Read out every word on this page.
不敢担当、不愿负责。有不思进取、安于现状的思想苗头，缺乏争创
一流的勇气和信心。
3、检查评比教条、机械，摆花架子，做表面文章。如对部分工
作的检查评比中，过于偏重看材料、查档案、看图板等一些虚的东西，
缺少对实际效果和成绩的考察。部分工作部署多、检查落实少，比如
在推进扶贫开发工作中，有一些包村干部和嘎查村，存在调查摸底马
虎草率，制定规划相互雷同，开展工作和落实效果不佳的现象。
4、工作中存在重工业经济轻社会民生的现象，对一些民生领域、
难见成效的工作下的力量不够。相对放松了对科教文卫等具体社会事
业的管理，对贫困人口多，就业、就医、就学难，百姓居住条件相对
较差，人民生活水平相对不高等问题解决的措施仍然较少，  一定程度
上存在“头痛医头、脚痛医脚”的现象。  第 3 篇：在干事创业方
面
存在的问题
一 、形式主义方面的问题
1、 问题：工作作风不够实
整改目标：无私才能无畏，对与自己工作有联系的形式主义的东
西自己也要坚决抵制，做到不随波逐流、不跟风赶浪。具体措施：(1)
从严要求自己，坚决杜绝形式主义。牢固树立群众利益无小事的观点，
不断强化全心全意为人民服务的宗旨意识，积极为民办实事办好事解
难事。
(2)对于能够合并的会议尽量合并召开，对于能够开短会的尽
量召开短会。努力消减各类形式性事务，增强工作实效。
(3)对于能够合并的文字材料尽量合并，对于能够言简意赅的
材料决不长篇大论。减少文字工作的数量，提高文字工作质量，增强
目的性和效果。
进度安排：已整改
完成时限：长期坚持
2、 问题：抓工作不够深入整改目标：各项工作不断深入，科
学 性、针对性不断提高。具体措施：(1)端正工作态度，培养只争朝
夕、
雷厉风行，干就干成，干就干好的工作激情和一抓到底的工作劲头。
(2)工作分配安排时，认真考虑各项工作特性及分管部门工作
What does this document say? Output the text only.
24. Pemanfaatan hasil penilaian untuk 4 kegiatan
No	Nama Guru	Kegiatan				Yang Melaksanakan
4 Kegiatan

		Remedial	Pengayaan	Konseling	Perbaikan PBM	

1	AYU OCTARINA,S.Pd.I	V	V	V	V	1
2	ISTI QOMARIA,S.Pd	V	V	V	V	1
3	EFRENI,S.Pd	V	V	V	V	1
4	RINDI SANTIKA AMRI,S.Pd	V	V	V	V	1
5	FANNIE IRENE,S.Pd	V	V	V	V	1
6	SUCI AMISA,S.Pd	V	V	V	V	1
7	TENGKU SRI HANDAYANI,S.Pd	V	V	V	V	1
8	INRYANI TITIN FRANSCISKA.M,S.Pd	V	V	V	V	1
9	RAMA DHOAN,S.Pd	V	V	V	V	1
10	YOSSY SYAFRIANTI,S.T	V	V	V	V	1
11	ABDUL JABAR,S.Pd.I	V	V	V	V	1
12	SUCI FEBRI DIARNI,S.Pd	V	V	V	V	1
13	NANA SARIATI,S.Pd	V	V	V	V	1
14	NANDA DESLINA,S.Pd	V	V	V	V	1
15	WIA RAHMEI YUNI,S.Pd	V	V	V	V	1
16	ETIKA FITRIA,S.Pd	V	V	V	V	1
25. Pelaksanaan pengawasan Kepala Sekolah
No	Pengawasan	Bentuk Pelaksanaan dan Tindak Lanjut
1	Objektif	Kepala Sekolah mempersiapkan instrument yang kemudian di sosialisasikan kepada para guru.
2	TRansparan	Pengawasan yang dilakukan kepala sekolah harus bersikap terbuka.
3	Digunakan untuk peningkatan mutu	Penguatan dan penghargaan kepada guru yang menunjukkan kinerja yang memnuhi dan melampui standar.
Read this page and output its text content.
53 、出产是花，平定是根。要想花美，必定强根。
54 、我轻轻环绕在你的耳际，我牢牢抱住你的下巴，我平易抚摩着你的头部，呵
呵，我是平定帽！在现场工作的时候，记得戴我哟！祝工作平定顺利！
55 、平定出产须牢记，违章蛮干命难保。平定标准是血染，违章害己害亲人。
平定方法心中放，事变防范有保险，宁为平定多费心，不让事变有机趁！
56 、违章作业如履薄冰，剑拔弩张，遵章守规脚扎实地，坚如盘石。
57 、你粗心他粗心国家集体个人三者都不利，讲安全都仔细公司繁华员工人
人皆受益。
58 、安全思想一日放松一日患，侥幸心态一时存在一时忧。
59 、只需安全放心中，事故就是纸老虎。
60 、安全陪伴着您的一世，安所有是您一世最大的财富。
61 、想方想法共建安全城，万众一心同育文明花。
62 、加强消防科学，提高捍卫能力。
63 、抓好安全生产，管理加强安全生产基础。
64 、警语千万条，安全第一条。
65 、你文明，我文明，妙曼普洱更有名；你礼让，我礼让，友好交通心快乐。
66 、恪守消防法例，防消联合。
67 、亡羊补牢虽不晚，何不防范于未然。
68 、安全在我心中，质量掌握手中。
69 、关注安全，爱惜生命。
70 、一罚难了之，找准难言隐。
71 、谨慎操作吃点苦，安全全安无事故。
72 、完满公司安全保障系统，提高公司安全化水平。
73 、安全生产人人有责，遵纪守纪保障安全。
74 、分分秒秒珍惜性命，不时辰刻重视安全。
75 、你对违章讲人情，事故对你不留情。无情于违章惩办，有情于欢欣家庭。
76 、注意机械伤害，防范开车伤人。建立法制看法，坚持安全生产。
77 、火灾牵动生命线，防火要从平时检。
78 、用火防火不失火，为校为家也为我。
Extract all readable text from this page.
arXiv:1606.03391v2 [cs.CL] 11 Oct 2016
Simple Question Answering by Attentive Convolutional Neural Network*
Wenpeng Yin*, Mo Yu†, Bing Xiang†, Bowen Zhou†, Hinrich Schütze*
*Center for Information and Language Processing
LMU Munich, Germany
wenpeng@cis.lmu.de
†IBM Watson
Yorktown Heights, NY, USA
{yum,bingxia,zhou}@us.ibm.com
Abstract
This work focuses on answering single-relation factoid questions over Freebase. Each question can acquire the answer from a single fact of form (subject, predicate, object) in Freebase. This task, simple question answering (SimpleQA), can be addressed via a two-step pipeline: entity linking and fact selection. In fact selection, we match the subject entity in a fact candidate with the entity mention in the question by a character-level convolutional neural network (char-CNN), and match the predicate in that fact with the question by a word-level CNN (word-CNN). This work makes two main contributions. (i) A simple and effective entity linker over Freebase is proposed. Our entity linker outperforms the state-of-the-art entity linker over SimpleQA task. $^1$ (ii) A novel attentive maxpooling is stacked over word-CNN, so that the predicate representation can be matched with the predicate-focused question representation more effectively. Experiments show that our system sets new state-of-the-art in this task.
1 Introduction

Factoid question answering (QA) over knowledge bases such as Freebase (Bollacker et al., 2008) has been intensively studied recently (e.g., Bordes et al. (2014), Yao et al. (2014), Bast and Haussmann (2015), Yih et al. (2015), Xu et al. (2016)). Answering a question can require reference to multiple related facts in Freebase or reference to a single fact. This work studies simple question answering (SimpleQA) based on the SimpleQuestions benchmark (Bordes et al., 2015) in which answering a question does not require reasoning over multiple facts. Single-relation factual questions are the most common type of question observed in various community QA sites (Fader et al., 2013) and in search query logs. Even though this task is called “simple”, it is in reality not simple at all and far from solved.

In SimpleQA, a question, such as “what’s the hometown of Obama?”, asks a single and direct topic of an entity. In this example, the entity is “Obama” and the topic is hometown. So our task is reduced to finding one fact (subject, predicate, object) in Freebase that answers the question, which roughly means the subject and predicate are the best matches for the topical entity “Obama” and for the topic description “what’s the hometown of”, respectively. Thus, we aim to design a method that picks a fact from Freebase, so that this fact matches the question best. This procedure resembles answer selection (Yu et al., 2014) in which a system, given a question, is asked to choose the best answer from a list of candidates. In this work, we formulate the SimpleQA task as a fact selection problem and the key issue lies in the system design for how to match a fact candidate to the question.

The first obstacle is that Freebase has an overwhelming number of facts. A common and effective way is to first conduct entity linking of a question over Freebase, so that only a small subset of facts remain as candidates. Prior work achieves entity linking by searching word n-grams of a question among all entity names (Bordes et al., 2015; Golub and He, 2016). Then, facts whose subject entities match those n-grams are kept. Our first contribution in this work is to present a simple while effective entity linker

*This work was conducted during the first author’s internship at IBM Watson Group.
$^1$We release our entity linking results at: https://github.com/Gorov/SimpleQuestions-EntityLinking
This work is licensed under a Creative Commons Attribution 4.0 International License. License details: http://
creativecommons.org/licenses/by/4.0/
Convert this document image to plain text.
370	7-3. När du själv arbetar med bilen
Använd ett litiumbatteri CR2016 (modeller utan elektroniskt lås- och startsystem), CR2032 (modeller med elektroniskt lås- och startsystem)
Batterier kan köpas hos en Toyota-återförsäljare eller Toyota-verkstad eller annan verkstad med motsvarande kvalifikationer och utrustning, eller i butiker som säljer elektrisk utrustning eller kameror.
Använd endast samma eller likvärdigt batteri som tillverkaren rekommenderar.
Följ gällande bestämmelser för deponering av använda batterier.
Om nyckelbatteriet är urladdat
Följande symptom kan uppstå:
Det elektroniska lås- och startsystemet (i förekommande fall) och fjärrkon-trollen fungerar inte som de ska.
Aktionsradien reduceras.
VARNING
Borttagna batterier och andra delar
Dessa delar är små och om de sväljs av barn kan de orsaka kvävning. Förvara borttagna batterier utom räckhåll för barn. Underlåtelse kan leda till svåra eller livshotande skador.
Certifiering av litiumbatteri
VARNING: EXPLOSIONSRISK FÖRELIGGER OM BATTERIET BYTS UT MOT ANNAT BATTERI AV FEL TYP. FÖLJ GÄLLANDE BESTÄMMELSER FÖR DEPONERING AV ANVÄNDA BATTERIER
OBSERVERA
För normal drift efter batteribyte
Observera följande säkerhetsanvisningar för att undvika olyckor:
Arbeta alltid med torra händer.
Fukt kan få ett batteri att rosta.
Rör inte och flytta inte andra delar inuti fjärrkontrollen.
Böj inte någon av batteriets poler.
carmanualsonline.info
──────
WHAT TO WORK ON: Copy all lines from the listing that contain "document".

SOLUTION BELOW:
What does this document say? Output the text only.
Convert this document image to plain text.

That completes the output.